• **Information supplied**:
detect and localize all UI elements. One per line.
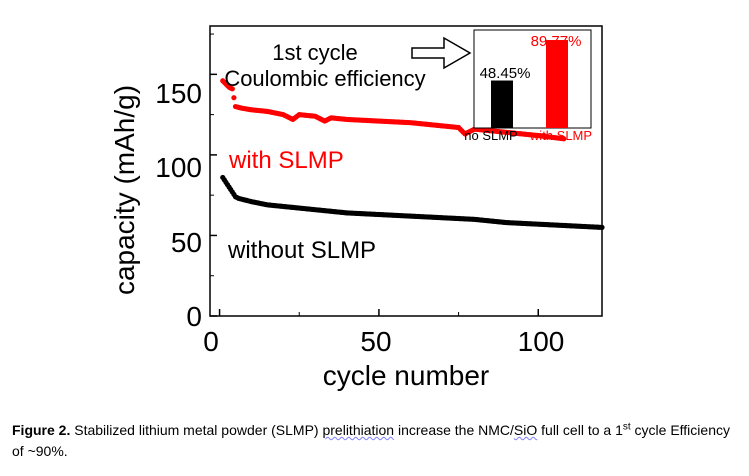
y-tick-label: 100 (155, 152, 202, 183)
arrow-icon (411, 36, 472, 70)
caption-superscript: st (622, 421, 631, 433)
inset-bars (491, 40, 568, 128)
y-tick-label: 150 (155, 78, 202, 109)
efficiency-inset-chart: 48.45% 89.77% no SLMP with SLMP (464, 29, 592, 143)
x-tick-label: 100 (518, 326, 565, 357)
annotation-first-cycle: 1st cycle (272, 40, 358, 65)
data-point (599, 224, 605, 230)
plot-frame (209, 25, 603, 317)
inset-bar (546, 40, 568, 128)
x-axis-label: cycle number (323, 360, 490, 391)
capacity-chart: 0 50 100 150 0 50 100 cycle number capac… (109, 25, 605, 391)
caption-spellcheck-word: prelithiation (322, 422, 395, 438)
inset-value-label: 48.45% (480, 65, 531, 82)
inset-category-label: no SLMP (464, 128, 517, 143)
y-tick-label: 50 (171, 227, 202, 258)
without-slmp-series (220, 174, 605, 230)
with-slmp-series (220, 78, 567, 142)
x-tick-label: 0 (203, 326, 219, 357)
x-tick-label: 50 (360, 326, 391, 357)
figure: 0 50 100 150 0 50 100 cycle number capac… (109, 25, 605, 391)
caption-text: increase the NMC/ (394, 422, 514, 438)
annotation-without-slmp: without SLMP (227, 237, 376, 264)
y-tick-label: 0 (186, 301, 202, 332)
figure-caption: Figure 2. Stabilized lithium metal powde… (12, 420, 742, 462)
caption-text: full cell to a 1 (537, 422, 623, 438)
inset-category-label: with SLMP (529, 128, 592, 143)
annotation-coulombic-efficiency: Coulombic efficiency (224, 66, 425, 91)
data-point (229, 86, 235, 92)
inset-bar (491, 80, 513, 128)
caption-text: cycle Efficiency of ~90%. (12, 422, 730, 459)
annotation-with-slmp: with SLMP (228, 147, 344, 174)
caption-text: Stabilized lithium metal powder (SLMP) (70, 422, 323, 438)
data-point (561, 136, 567, 142)
inset-value-label: 89.77% (531, 33, 582, 50)
caption-spellcheck-word: SiO (513, 422, 538, 438)
data-point (231, 95, 237, 101)
tick-labels: 0 50 100 150 0 50 100 (155, 78, 564, 357)
caption-label: Figure 2. (12, 422, 71, 438)
y-axis-label: capacity (mAh/g) (109, 85, 140, 295)
axis-ticks (210, 33, 540, 317)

• **Work required**:
Print the lines exactly, beginning at the line that contains "y-tick-label: 100 (155, 152, 202, 183)" and stopping after the line that contains "capacity-chart: 0 50".

• **Reply to the task**:
y-tick-label: 100 (155, 152, 202, 183)
arrow-icon (411, 36, 472, 70)
caption-superscript: st (622, 421, 631, 433)
inset-bars (491, 40, 568, 128)
y-tick-label: 150 (155, 78, 202, 109)
efficiency-inset-chart: 48.45% 89.77% no SLMP with SLMP (464, 29, 592, 143)
x-tick-label: 100 (518, 326, 565, 357)
annotation-first-cycle: 1st cycle (272, 40, 358, 65)
data-point (599, 224, 605, 230)
plot-frame (209, 25, 603, 317)
inset-bar (546, 40, 568, 128)
x-axis-label: cycle number (323, 360, 490, 391)
capacity-chart: 0 50 100 150 0 50 100 cycle number capac… (109, 25, 605, 391)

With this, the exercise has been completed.